Exercise requirements =>
Read the listing and extract each line that includes the word "score".

Source information =>

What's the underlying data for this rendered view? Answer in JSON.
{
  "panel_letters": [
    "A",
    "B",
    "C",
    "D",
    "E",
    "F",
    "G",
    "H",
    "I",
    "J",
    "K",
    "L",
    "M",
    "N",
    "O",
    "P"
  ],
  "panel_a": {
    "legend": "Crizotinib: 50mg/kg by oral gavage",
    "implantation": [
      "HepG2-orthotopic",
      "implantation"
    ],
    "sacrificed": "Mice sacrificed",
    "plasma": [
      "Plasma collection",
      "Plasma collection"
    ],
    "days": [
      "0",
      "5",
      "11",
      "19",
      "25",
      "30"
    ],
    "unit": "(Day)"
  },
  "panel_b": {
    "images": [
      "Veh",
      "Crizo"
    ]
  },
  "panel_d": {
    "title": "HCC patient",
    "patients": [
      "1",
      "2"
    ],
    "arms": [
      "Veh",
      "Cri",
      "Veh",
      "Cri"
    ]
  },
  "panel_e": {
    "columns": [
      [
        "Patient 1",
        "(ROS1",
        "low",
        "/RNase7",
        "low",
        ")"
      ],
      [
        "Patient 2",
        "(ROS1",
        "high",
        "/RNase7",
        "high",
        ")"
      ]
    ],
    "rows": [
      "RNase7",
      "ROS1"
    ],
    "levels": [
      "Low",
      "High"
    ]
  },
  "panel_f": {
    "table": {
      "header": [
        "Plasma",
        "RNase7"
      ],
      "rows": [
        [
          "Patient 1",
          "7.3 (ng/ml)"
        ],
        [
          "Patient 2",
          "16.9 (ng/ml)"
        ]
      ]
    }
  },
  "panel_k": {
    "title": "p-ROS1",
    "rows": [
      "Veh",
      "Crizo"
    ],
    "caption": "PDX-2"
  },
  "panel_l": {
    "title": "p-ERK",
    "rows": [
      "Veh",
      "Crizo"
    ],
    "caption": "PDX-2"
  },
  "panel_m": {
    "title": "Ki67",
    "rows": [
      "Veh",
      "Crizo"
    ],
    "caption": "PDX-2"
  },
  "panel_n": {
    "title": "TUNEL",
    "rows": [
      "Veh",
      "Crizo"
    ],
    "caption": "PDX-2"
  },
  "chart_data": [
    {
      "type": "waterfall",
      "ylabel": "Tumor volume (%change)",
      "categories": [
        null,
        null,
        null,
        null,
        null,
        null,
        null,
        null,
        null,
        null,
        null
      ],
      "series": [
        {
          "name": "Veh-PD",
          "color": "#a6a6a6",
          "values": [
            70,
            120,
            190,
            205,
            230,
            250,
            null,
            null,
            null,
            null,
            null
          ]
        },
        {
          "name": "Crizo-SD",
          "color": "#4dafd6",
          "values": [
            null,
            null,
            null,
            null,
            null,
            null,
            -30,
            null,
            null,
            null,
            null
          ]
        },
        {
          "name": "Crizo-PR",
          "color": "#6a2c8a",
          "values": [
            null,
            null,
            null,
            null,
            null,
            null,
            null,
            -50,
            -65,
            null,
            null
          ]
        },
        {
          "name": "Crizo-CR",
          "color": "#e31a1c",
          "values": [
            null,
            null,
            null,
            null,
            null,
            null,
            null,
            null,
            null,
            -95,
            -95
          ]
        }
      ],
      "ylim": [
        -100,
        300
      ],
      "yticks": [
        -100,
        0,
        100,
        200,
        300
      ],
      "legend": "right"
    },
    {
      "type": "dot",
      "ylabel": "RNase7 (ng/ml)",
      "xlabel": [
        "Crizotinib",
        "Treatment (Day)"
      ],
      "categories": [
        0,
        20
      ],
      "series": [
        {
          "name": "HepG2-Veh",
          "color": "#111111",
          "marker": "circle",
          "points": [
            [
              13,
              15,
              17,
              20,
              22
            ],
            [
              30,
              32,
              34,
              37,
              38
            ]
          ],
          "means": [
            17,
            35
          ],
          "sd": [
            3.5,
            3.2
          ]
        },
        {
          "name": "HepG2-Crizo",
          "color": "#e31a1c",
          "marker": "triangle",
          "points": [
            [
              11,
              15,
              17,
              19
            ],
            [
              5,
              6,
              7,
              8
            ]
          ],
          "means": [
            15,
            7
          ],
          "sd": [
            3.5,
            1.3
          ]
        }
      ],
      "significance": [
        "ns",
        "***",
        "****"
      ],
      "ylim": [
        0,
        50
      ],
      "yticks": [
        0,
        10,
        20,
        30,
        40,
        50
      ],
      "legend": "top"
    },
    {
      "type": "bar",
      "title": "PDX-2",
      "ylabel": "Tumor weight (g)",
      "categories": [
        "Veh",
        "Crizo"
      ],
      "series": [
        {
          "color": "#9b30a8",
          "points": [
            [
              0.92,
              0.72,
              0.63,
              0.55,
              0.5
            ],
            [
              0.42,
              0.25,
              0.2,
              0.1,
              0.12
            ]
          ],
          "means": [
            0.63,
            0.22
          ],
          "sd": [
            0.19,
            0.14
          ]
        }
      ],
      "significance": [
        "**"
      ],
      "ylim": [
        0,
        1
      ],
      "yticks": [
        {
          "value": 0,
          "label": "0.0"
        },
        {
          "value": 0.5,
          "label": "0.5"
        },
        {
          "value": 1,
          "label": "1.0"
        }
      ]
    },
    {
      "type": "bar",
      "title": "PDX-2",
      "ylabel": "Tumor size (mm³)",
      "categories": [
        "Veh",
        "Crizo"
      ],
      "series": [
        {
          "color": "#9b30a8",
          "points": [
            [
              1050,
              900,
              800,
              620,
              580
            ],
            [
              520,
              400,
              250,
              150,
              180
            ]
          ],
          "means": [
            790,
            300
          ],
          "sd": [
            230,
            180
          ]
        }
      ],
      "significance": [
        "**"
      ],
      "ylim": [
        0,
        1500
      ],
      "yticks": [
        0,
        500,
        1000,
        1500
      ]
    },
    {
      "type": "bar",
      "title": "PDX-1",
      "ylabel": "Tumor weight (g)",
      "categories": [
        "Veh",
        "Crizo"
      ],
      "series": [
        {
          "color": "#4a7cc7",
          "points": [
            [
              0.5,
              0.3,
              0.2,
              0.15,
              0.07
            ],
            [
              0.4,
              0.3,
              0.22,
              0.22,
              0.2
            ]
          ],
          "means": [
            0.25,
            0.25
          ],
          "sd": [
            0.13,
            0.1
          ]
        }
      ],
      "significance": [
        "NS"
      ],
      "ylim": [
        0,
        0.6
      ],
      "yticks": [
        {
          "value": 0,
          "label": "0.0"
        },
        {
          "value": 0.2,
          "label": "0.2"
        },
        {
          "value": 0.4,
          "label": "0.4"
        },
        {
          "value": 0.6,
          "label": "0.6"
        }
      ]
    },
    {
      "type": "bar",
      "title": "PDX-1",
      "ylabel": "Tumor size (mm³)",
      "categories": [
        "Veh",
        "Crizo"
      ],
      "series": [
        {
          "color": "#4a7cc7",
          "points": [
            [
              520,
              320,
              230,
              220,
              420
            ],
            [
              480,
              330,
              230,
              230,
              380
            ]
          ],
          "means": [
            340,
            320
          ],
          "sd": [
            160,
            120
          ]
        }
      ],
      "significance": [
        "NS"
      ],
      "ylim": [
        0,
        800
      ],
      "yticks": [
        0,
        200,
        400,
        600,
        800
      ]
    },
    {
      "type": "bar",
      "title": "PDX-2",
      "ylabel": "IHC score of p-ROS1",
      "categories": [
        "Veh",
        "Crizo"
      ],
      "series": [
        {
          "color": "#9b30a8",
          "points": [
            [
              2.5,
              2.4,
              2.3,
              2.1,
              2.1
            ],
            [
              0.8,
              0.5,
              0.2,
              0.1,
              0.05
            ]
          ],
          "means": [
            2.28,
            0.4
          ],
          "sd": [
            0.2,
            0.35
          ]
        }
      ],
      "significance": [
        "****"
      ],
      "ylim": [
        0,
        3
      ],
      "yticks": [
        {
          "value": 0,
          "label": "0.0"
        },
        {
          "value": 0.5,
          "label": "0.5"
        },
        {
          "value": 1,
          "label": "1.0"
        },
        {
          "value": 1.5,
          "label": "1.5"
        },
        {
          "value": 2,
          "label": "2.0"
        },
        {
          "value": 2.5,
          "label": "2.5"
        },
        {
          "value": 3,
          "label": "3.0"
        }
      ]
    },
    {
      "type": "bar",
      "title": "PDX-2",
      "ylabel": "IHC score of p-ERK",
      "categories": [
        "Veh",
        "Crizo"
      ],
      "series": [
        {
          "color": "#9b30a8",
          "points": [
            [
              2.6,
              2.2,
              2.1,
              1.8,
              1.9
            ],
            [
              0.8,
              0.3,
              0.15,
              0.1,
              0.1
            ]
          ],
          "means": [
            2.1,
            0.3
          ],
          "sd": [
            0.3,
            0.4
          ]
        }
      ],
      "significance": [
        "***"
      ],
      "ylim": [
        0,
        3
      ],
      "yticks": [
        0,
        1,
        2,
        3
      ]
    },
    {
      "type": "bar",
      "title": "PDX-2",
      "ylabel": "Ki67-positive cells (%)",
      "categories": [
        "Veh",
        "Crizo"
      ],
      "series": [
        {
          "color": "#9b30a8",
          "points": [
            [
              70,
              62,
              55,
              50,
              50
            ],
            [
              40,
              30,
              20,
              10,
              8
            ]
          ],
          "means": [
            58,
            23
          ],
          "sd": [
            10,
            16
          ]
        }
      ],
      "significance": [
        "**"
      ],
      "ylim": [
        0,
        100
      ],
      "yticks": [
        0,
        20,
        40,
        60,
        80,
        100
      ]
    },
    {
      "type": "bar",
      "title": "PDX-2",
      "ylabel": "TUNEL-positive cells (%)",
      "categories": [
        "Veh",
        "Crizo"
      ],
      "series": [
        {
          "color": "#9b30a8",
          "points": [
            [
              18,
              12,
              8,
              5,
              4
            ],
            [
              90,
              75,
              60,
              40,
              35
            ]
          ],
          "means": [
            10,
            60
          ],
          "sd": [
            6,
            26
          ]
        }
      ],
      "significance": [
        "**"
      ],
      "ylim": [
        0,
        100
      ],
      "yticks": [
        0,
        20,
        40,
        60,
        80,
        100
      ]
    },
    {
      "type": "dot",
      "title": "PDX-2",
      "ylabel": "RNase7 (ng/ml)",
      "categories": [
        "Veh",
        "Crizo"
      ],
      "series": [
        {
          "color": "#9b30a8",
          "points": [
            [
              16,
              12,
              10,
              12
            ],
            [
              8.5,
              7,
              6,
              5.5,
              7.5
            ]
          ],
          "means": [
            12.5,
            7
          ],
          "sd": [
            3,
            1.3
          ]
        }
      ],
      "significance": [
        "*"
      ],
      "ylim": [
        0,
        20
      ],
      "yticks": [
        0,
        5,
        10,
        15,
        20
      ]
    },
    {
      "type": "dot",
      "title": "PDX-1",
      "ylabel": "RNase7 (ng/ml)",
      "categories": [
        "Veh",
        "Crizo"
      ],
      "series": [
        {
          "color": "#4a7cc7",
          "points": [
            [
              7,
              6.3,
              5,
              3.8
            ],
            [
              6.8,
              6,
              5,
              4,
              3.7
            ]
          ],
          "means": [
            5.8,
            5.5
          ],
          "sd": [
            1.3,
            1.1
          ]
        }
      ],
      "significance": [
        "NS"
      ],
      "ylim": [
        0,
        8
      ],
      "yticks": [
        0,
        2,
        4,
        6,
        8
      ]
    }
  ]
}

Written answer =>
      "ylabel": "IHC score of p-ROS1",
      "ylabel": "IHC score of p-ERK",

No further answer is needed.